## Begin

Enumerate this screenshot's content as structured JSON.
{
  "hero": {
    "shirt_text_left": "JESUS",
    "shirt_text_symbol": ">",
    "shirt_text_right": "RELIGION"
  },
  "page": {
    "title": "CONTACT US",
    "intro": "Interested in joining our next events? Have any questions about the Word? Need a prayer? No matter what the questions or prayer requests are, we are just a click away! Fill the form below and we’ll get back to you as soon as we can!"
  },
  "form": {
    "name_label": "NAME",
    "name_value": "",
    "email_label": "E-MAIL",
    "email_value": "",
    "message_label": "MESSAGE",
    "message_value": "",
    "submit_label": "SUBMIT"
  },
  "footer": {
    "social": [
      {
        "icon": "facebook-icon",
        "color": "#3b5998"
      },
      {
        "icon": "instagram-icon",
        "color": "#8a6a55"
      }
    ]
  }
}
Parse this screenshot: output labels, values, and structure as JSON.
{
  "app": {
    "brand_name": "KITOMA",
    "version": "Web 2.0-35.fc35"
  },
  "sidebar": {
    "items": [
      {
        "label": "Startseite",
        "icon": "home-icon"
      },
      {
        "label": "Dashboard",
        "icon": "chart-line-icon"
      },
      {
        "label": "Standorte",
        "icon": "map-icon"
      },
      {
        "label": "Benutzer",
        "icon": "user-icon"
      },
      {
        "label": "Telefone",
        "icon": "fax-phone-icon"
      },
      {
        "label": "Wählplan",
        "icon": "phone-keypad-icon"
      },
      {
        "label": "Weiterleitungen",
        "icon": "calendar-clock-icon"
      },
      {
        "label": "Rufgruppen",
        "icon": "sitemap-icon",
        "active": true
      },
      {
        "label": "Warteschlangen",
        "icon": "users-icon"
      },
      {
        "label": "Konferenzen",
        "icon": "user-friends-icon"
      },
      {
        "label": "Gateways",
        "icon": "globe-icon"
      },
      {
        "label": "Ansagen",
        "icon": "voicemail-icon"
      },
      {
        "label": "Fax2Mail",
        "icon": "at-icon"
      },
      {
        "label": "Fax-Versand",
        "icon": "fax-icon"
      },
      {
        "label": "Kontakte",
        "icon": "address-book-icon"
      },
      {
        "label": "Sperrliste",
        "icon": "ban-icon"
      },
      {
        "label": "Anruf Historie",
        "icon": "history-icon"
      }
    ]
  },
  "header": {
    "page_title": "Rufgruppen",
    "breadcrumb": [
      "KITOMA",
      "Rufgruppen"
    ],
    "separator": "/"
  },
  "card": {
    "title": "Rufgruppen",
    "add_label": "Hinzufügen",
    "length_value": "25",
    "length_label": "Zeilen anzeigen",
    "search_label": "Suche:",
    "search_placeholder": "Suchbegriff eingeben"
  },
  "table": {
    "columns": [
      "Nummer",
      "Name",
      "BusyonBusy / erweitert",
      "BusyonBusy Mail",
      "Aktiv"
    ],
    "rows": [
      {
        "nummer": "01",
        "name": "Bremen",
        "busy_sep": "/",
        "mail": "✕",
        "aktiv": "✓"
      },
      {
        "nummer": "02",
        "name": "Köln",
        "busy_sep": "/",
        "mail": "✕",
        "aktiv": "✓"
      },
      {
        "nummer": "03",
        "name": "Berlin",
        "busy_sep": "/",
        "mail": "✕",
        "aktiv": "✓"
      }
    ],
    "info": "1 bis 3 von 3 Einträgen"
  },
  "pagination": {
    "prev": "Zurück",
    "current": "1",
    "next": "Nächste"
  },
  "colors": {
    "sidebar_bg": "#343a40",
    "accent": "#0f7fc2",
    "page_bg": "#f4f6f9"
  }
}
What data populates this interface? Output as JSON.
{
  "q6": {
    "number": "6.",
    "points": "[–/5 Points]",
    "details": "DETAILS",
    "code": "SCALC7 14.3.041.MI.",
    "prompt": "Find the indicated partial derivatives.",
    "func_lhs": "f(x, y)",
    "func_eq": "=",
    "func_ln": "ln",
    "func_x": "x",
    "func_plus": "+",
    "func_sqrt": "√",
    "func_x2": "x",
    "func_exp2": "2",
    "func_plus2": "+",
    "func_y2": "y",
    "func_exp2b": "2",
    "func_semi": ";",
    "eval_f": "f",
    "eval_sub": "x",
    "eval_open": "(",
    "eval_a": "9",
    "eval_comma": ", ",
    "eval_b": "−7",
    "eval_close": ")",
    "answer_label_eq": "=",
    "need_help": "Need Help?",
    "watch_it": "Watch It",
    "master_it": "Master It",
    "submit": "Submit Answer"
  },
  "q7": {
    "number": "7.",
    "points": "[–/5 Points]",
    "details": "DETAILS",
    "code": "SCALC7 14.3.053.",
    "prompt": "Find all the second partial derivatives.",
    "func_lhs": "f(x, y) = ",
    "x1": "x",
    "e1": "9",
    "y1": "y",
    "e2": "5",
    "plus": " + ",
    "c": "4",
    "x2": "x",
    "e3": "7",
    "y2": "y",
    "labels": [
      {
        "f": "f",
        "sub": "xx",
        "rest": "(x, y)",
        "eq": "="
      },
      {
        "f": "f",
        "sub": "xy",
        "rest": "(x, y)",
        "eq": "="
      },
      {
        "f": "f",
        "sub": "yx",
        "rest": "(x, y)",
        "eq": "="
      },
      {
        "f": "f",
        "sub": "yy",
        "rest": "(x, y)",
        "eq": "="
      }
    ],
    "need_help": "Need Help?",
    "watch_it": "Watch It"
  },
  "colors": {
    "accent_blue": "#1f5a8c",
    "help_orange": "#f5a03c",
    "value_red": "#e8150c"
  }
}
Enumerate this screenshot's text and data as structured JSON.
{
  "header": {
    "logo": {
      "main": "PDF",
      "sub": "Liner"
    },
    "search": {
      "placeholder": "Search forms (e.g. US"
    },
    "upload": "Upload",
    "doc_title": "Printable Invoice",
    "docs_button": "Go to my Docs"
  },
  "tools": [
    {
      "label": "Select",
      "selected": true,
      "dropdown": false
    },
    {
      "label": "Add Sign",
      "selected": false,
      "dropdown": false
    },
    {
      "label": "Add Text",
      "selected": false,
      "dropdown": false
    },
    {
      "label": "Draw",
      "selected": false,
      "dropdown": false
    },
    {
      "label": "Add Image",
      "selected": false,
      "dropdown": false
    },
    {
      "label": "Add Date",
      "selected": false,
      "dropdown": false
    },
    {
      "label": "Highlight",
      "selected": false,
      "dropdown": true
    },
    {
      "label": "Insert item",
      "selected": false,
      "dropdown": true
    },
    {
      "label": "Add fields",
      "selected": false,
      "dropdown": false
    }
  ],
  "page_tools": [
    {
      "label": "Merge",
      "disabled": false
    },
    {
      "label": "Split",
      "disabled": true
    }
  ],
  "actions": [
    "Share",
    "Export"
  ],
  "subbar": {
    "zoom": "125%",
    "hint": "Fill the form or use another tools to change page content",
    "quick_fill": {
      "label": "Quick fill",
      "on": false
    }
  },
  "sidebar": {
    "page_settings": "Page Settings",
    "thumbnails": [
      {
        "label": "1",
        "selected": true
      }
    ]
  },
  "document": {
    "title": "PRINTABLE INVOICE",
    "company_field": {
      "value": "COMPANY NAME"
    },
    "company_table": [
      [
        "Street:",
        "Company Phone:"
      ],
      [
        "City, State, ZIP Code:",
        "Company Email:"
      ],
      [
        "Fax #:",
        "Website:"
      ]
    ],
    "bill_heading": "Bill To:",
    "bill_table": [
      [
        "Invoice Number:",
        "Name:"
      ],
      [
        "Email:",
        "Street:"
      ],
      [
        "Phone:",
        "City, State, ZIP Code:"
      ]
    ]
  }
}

## End

**EXERCISE GOAL:** Extract each entry in full and write it down exactly.

**RESULT OF THE EXERCISE:**
Enumerate this screenshot's content as structured JSON.
{
  "hero": {
    "shirt_text_left": "JESUS",
    "shirt_text_symbol": ">",
    "shirt_text_right": "RELIGION"
  },
  "page": {
    "title": "CONTACT US",
    "intro": "Interested in joining our next events? Have any questions about the Word? Need a prayer? No matter what the questions or prayer requests are, we are just a click away! Fill the form below and we’ll get back to you as soon as we can!"
  },
  "form": {
    "name_label": "NAME",
    "name_value": "",
    "email_label": "E-MAIL",
    "email_value": "",
    "message_label": "MESSAGE",
    "message_value": "",
    "submit_label": "SUBMIT"
  },
  "footer": {
    "social": [
      {
        "icon": "facebook-icon",
        "color": "#3b5998"
      },
      {
        "icon": "instagram-icon",
        "color": "#8a6a55"
      }
    ]
  }
}
Parse this screenshot: output labels, values, and structure as JSON.
{
  "app": {
    "brand_name": "KITOMA",
    "version": "Web 2.0-35.fc35"
  },
  "sidebar": {
    "items": [
      {
        "label": "Startseite",
        "icon": "home-icon"
      },
      {
        "label": "Dashboard",
        "icon": "chart-line-icon"
      },
      {
        "label": "Standorte",
        "icon": "map-icon"
      },
      {
        "label": "Benutzer",
        "icon": "user-icon"
      },
      {
        "label": "Telefone",
        "icon": "fax-phone-icon"
      },
      {
        "label": "Wählplan",
        "icon": "phone-keypad-icon"
      },
      {
        "label": "Weiterleitungen",
        "icon": "calendar-clock-icon"
      },
      {
        "label": "Rufgruppen",
        "icon": "sitemap-icon",
        "active": true
      },
      {
        "label": "Warteschlangen",
        "icon": "users-icon"
      },
      {
        "label": "Konferenzen",
        "icon": "user-friends-icon"
      },
      {
        "label": "Gateways",
        "icon": "globe-icon"
      },
      {
        "label": "Ansagen",
        "icon": "voicemail-icon"
      },
      {
        "label": "Fax2Mail",
        "icon": "at-icon"
      },
      {
        "label": "Fax-Versand",
        "icon": "fax-icon"
      },
      {
        "label": "Kontakte",
        "icon": "address-book-icon"
      },
      {
        "label": "Sperrliste",
        "icon": "ban-icon"
      },
      {
        "label": "Anruf Historie",
        "icon": "history-icon"
      }
    ]
  },
  "header": {
    "page_title": "Rufgruppen",
    "breadcrumb": [
      "KITOMA",
      "Rufgruppen"
    ],
    "separator": "/"
  },
  "card": {
    "title": "Rufgruppen",
    "add_label": "Hinzufügen",
    "length_value": "25",
    "length_label": "Zeilen anzeigen",
    "search_label": "Suche:",
    "search_placeholder": "Suchbegriff eingeben"
  },
  "table": {
    "columns": [
      "Nummer",
      "Name",
      "BusyonBusy / erweitert",
      "BusyonBusy Mail",
      "Aktiv"
    ],
    "rows": [
      {
        "nummer": "01",
        "name": "Bremen",
        "busy_sep": "/",
        "mail": "✕",
        "aktiv": "✓"
      },
      {
        "nummer": "02",
        "name": "Köln",
        "busy_sep": "/",
        "mail": "✕",
        "aktiv": "✓"
      },
      {
        "nummer": "03",
        "name": "Berlin",
        "busy_sep": "/",
        "mail": "✕",
        "aktiv": "✓"
      }
    ],
    "info": "1 bis 3 von 3 Einträgen"
  },
  "pagination": {
    "prev": "Zurück",
    "current": "1",
    "next": "Nächste"
  },
  "colors": {
    "sidebar_bg": "#343a40",
    "accent": "#0f7fc2",
    "page_bg": "#f4f6f9"
  }
}
What data populates this interface? Output as JSON.
{
  "q6": {
    "number": "6.",
    "points": "[–/5 Points]",
    "details": "DETAILS",
    "code": "SCALC7 14.3.041.MI.",
    "prompt": "Find the indicated partial derivatives.",
    "func_lhs": "f(x, y)",
    "func_eq": "=",
    "func_ln": "ln",
    "func_x": "x",
    "func_plus": "+",
    "func_sqrt": "√",
    "func_x2": "x",
    "func_exp2": "2",
    "func_plus2": "+",
    "func_y2": "y",
    "func_exp2b": "2",
    "func_semi": ";",
    "eval_f": "f",
    "eval_sub": "x",
    "eval_open": "(",
    "eval_a": "9",
    "eval_comma": ", ",
    "eval_b": "−7",
    "eval_close": ")",
    "answer_label_eq": "=",
    "need_help": "Need Help?",
    "watch_it": "Watch It",
    "master_it": "Master It",
    "submit": "Submit Answer"
  },
  "q7": {
    "number": "7.",
    "points": "[–/5 Points]",
    "details": "DETAILS",
    "code": "SCALC7 14.3.053.",
    "prompt": "Find all the second partial derivatives.",
    "func_lhs": "f(x, y) = ",
    "x1": "x",
    "e1": "9",
    "y1": "y",
    "e2": "5",
    "plus": " + ",
    "c": "4",
    "x2": "x",
    "e3": "7",
    "y2": "y",
    "labels": [
      {
        "f": "f",
        "sub": "xx",
        "rest": "(x, y)",
        "eq": "="
      },
      {
        "f": "f",
        "sub": "xy",
        "rest": "(x, y)",
        "eq": "="
      },
      {
        "f": "f",
        "sub": "yx",
        "rest": "(x, y)",
        "eq": "="
      },
      {
        "f": "f",
        "sub": "yy",
        "rest": "(x, y)",
        "eq": "="
      }
    ],
    "need_help": "Need Help?",
    "watch_it": "Watch It"
  },
  "colors": {
    "accent_blue": "#1f5a8c",
    "help_orange": "#f5a03c",
    "value_red": "#e8150c"
  }
}
Enumerate this screenshot's text and data as structured JSON.
{
  "header": {
    "logo": {
      "main": "PDF",
      "sub": "Liner"
    },
    "search": {
      "placeholder": "Search forms (e.g. US"
    },
    "upload": "Upload",
    "doc_title": "Printable Invoice",
    "docs_button": "Go to my Docs"
  },
  "tools": [
    {
      "label": "Select",
      "selected": true,
      "dropdown": false
    },
    {
      "label": "Add Sign",
      "selected": false,
      "dropdown": false
    },
    {
      "label": "Add Text",
      "selected": false,
      "dropdown": false
    },
    {
      "label": "Draw",
      "selected": false,
      "dropdown": false
    },
    {
      "label": "Add Image",
      "selected": false,
      "dropdown": false
    },
    {
      "label": "Add Date",
      "selected": false,
      "dropdown": false
    },
    {
      "label": "Highlight",
      "selected": false,
      "dropdown": true
    },
    {
      "label": "Insert item",
      "selected": false,
      "dropdown": true
    },
    {
      "label": "Add fields",
      "selected": false,
      "dropdown": false
    }
  ],
  "page_tools": [
    {
      "label": "Merge",
      "disabled": false
    },
    {
      "label": "Split",
      "disabled": true
    }
  ],
  "actions": [
    "Share",
    "Export"
  ],
  "subbar": {
    "zoom": "125%",
    "hint": "Fill the form or use another tools to change page content",
    "quick_fill": {
      "label": "Quick fill",
      "on": false
    }
  },
  "sidebar": {
    "page_settings": "Page Settings",
    "thumbnails": [
      {
        "label": "1",
        "selected": true
      }
    ]
  },
  "document": {
    "title": "PRINTABLE INVOICE",
    "company_field": {
      "value": "COMPANY NAME"
    },
    "company_table": [
      [
        "Street:",
        "Company Phone:"
      ],
      [
        "City, State, ZIP Code:",
        "Company Email:"
      ],
      [
        "Fax #:",
        "Website:"
      ]
    ],
    "bill_heading": "Bill To:",
    "bill_table": [
      [
        "Invoice Number:",
        "Name:"
      ],
      [
        "Email:",
        "Street:"
      ],
      [
        "Phone:",
        "City, State, ZIP Code:"
      ]
    ]
  }
}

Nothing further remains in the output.